# [本文]
A DAY IN THE LIFE

好きなゴルフと古いLPやCDの棚卸しをしながらのJAZZの話題を中心に。

ライブの雰囲気を再現するアナログ録音の素晴らしさ・・・・

2014-03-22 | JAZZ LIFE
Miyanoue-Oka Quartet Live in Mexico

昨日の晩は、久々に2人の大物の共演を聴けた。
ギターの宮之上貴昭とピアノの吉岡秀晃のDuo+1。

実は、この2人の共演を始めて聴いたのは今から30年以上前。以前もブログで書いたことがあるが、ピアノの吉岡が東京に出てきて間もない頃、ベースの金井英人に連れられてきて知人のホームジャズパーティーで弾いたのを聴いたのが最初だ。

パーティーは何回か続いたが、ある時、ギターの宮之上も一緒であった。若手であったが、モンゴメリー張りのスインギーなギターにびっくりした。吉岡のピアノもスインギーなバップスタイル。リクエストは何でもOKで、ウェスモンゴメリーとウィントンケリーの共演を思い起こすような演奏を繰り広げてくれたのを鮮明に覚えている。
会場で2人に聞いた所、2人もそのパーティーの事は良く覚えているとのことだった。
印象的なライブであったのだろう。

その後2人が有名になりレコードやCDでは良く聴いたが、なかなかライブで聴く機会は無かった。さらに2人一緒の演奏となると。

たまたまその2人が揃って荻窪のルースターに出演するのを知り、久々に出掛けてみた。
30年も経つと2人もすっかり貫禄がついているが、そういう自分自身も同様。月日が経つのは早いものだ。

2人はその当時から今まで30年来のプレー仲間、これまで数えきれないほど一緒にプレーしたことがあるということもあって、呼吸はピッタリ合って普通のセッションとは大違い。年季の入ったコレボレーションの楽しさを満喫させてもらった。

# [抽出した記録]
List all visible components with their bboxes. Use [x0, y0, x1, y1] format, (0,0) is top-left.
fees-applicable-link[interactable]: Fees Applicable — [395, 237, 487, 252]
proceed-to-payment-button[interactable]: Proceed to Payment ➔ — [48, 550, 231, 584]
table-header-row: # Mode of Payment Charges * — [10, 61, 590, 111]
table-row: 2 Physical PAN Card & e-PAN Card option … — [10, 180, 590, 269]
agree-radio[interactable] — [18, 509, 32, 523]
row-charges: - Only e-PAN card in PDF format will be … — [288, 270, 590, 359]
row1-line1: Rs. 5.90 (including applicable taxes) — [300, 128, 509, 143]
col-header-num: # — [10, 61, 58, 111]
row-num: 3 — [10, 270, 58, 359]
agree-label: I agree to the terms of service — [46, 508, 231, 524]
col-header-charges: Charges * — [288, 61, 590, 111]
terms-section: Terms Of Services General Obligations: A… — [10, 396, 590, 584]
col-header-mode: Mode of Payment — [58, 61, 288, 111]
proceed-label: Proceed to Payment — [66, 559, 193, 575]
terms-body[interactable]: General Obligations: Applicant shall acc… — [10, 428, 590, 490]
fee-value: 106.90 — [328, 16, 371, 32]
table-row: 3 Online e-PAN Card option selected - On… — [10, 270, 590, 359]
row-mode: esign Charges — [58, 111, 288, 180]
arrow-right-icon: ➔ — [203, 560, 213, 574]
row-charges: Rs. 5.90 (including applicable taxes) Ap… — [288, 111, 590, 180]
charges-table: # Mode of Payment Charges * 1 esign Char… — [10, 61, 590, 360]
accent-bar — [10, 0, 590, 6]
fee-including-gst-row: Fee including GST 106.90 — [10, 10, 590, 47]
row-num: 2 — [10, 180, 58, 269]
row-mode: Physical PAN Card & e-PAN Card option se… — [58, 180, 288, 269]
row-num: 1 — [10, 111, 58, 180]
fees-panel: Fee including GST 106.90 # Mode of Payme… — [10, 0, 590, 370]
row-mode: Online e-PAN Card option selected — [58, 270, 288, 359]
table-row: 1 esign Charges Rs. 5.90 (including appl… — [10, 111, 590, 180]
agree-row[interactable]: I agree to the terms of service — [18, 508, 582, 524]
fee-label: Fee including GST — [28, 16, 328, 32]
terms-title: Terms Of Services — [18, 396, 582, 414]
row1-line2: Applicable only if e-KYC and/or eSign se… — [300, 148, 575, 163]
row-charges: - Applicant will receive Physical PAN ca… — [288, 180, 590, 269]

# [やること]
1. 次の(a)〜(c)が本文の内容と合うかどうかを判定せよ。それぞれ「はい」か「いいえ」で答え、決め手となる本文の語句をそのまま引用すること。
(a) 筆者が2人の共演を初めて聴いたのは30年以上前である。
(b) 2人はホームジャズパーティーのことを覚えていなかった。
(c) 2人は荻窪のルースターにそろって出演した。
2. 本文の「パーティーは何回か続いたが、」から「くれたのを鮮明に覚えている。」までを、一字一句変えずに書き写せ。
記録はここでは使わない。

# [解答]
1.
(a) はい。「この2人の共演を始めて聴いたのは今から30年以上前」
(b) いいえ。「2人もそのパーティーの事は良く覚えているとのことだった」
(c) はい。「たまたまその2人が揃って荻窪のルースターに出演するのを知り」

2.
パーティーは何回か続いたが、ある時、ギターの宮之上も一緒であった。若手であったが、モンゴメリー張りのスインギーなギターにびっくりした。吉岡のピアノもスインギーなバップスタイル。リクエストは何でもOKで、ウェスモンゴメリーとウィントンケリーの共演を思い起こすような演奏を繰り広げてくれたのを鮮明に覚えている。